## Text to read
────────────────

We also are unpersuaded that the district court erred in failing to define "negligent performance" in connection with this instruction. The concepts of negligence and ordinary care were otherwise adequately explained to the jury. We think that the instructions, taken as a whole, adequately informed the jury of the controlling legal principles. See Spell v. McDaniel, 824 F.2d 1380, 1385 (4th Cir. 1987).

It is extremely unlikely that the jury could have concluded that Merrick was only an incidental beneficiary after finding, as required by the district court's instruction, that both parties "intended a portion of the contract to be for [Merrick's] benefit . . . [and] intended to recognize him as a primary party in interest." Nor can we see how Mercantile could have been prejudiced by the court's failure to require a finding that Merrick was "privy to" or knew of the agreement, since it is not disputed that he was fully aware of the relationship between the testatrix and Mercantile and of her testamentary intentions. Indeed, Merrick was present at the April 1969 meeting when Mercantile was advised by Mrs. Chaplin as to her testamentary wishes. Supra, at 1097.

In any event, the instruction given by the district court comports with the more recent statement of the third party beneficiary doctrine in Flaherty, where the Maryland Court of Appeals omitted any mention of this requirement. We defer to the district court's choice of this precedent as the basis for its instruction.

D

Finally, we also disagree with Mercantile's argument that it cannot be held liable for failing to alert Mrs. Chaplin to the ineffectiveness of the appointment because it is not authorized to practice law. Mercantile's duty to exercise due care under the circumstances surrounding the drafting of Mrs. Chaplin's last will did not require it to perform any legal analysis or to give legal advice. The legal issue had been identified and resolved in 1965 when Henry alerted Mercantile to the likelihood that Merrick would not qualify as Mrs. Chaplin's "descendant" and when, with the knowledge and approval of Mercantile, Henry secured the written opinion of Pennsylvania counsel confirming Merrick's ineligibility.

We express no view as to the possible extent of Mercantile's liability under Maryland law on facts different from these. Here, however, Mercantile's files contained copies of the opinion letter of Pennsylvania counsel, and Mercantile must be charged with knowledge of the conclusion set forth therein. As noted above, Merrick's ineligibility was not a secondary or relatively unimportant part of Mrs. Chaplin's testamentary intent. As the jury found, she intended that Merrick be a primary beneficiary, and Mercantile knew this.

Of course, a lawyer may not delegate his professional duty to another. See, e.g., Fund of Funds, Ltd. v. Arthur Andersen Co., 567 F.2d 225, 234 (2d Cir. 1977). But this elementary principle has no relevance on the facts presented here. In the usual circumstances surrounding the drafting of a will, a testatrix will meet with both legal and estate planning advisors to determine how best to fulfill her intentions. The responsibility for errors of law in this situation would of course normally rest with the lawyer. In view of the unusual facts of this case, Mercantile's duty to exercise care in planning Mrs. Chaplin's estate was independent from the duty owed by Mrs. Chaplin's attorney. Where, as here, the negligence of two persons, acting independently, combine to produce the injury complained of, neither can escape liability on the ground that his or its negligence was not the sole cause of the injury. See Mehlman v. Powell, 281 Md. 269, 276, 378 A.2d 1121 (1977). See also Morgan v. Cohen, 309 Md. 304, 310-11, 523 A.2d 1003 (1987). The fact that Henry was negligent in failing to recognize the invalidity of the appointment does not immunize Mercantile from liability where its own files contained information that explicitly revealed the legal barrier to fulfillment of Mrs. Chaplin's known wishes through the appointment of Merrick.

────────────────

Image region annotations
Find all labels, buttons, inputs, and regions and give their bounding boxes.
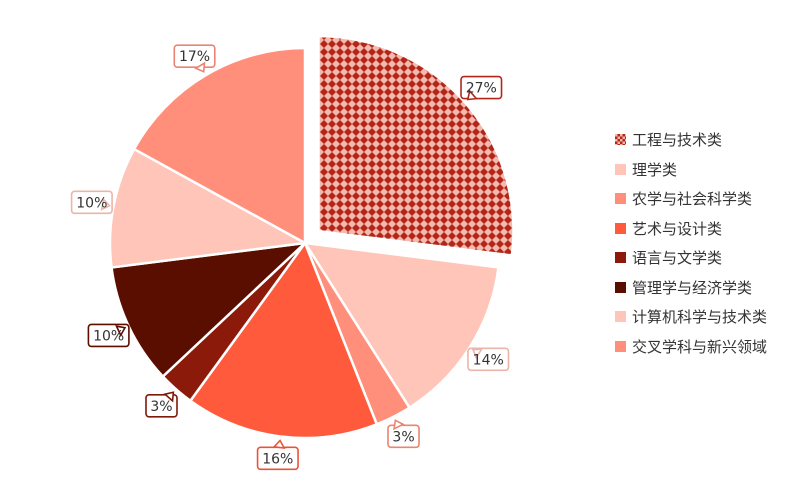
legend-item-6[interactable]: 管理学与经济学类 xyxy=(615,273,767,303)
slice-6-label-text: 10% xyxy=(93,328,124,344)
legend-swatch xyxy=(615,193,626,205)
legend-label: 计算机科学与技术类 xyxy=(632,308,768,327)
legend-label: 农学与社会科学类 xyxy=(632,190,753,209)
slice-3-label-text: 3% xyxy=(392,429,414,445)
slice-4[interactable] xyxy=(188,240,379,440)
slice-2[interactable] xyxy=(302,241,500,410)
legend-swatch xyxy=(615,252,626,264)
legend-label: 管理学与经济学类 xyxy=(632,278,753,297)
chart-legend: 工程与技术类 理学类农学与社会科学类 艺术与设计类 语言与文学类管理学与经济学类 计算机… xyxy=(615,125,767,361)
legend-item-1[interactable]: 工程与技术类 xyxy=(615,125,767,155)
legend-label: 艺术与设计类 xyxy=(632,219,723,238)
legend-item-2[interactable]: 理学类 xyxy=(615,155,767,185)
legend-item-3[interactable]: 农学与社会科学类 xyxy=(615,184,767,214)
slice-7-label: 10% xyxy=(70,190,113,215)
slice-7[interactable] xyxy=(108,147,309,269)
slice-6-label: 10% xyxy=(87,323,130,348)
slice-1-label-text: 27% xyxy=(466,81,497,97)
slice-8-label: 17% xyxy=(173,44,216,73)
slice-4-label-text: 16% xyxy=(262,451,293,467)
legend-item-7[interactable]: 计算机科学与技术类 xyxy=(615,302,767,332)
slice-5-label: 3% xyxy=(145,391,178,418)
slice-8[interactable] xyxy=(132,46,307,246)
slice-2-label: 14% xyxy=(467,347,510,372)
slice-5-label-text: 3% xyxy=(150,399,172,415)
legend-swatch xyxy=(615,222,626,234)
legend-item-5[interactable]: 语言与文学类 xyxy=(615,243,767,273)
slice-8-label-text: 17% xyxy=(179,49,210,65)
legend-item-8[interactable]: 交叉学科与新兴领域 xyxy=(615,332,767,362)
slice-2-label-text: 14% xyxy=(473,352,504,368)
slice-4-label: 16% xyxy=(256,439,299,471)
slice-3-label: 3% xyxy=(387,419,420,449)
legend-swatch xyxy=(615,163,626,175)
legend-label: 工程与技术类 xyxy=(632,131,723,150)
legend-label: 交叉学科与新兴领域 xyxy=(632,337,768,356)
slice-1[interactable] xyxy=(317,34,515,257)
legend-label: 语言与文学类 xyxy=(632,249,723,268)
legend-item-4[interactable]: 艺术与设计类 xyxy=(615,214,767,244)
legend-swatch xyxy=(615,340,626,352)
slice-7-label-text: 10% xyxy=(76,195,107,211)
legend-label: 理学类 xyxy=(632,160,678,179)
legend-swatch xyxy=(615,311,626,323)
legend-swatch xyxy=(615,281,626,293)
legend-swatch xyxy=(615,134,626,146)
slice-1-label: 27% xyxy=(460,75,503,101)
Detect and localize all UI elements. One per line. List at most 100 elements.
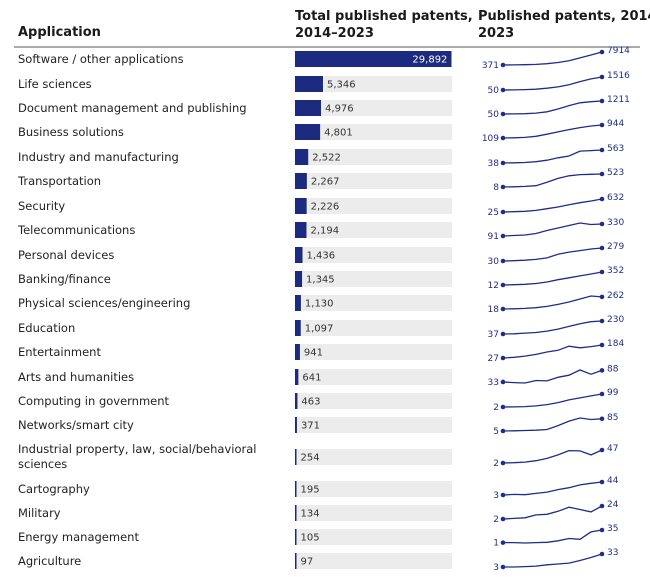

────────────────

## Written instruction A
Reproduce the stretch of the court opinion from "We express no" through "Mercantile knew this.".
## Written instruction B
According to the court opinion, in what year did Henry alert Mercantile that Merrick would likely not qualify as Mrs. Chaplin's "descendant"?
The listing is separate material, unrelated to the court opinion.

## Full solution A
We express no view as to the possible extent of Mercantile's liability under Maryland law on facts different from these. Here, however, Mercantile's files contained copies of the opinion letter of Pennsylvania counsel, and Mercantile must be charged with knowledge of the conclusion set forth therein. As noted above, Merrick's ineligibility was not a secondary or relatively unimportant part of Mrs. Chaplin's testamentary intent. As the jury found, she intended that Merrick be a primary beneficiary, and Mercantile knew this.

## Full solution B
1965